Entries taken from a collection
========================================

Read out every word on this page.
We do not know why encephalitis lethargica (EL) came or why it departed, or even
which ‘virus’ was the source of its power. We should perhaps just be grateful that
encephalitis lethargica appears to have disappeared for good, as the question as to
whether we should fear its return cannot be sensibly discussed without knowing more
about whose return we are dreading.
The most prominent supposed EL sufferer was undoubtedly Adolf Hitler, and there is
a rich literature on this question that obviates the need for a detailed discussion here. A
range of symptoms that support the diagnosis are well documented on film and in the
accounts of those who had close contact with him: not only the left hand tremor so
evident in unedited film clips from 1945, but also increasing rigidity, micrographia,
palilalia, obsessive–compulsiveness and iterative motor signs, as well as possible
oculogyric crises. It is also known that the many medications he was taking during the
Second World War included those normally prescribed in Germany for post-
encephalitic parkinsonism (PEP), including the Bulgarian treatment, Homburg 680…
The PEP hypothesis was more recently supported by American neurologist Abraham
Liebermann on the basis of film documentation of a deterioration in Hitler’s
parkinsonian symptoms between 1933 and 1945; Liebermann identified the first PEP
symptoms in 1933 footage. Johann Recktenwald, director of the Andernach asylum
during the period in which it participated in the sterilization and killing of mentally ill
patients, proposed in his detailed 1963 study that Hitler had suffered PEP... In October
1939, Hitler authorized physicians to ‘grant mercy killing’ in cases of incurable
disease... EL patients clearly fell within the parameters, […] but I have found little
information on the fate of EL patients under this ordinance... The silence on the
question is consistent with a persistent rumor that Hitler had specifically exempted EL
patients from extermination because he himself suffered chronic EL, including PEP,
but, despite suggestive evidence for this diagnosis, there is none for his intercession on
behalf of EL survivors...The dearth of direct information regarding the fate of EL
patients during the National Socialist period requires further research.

========================================

Filter the records for the string "Liebermann" and copy every line that holds it.

Liebermann on the basis of film documentation of a deterioration in Hitler’s
parkinsonian symptoms between 1933 and 1945; Liebermann identified the first PEP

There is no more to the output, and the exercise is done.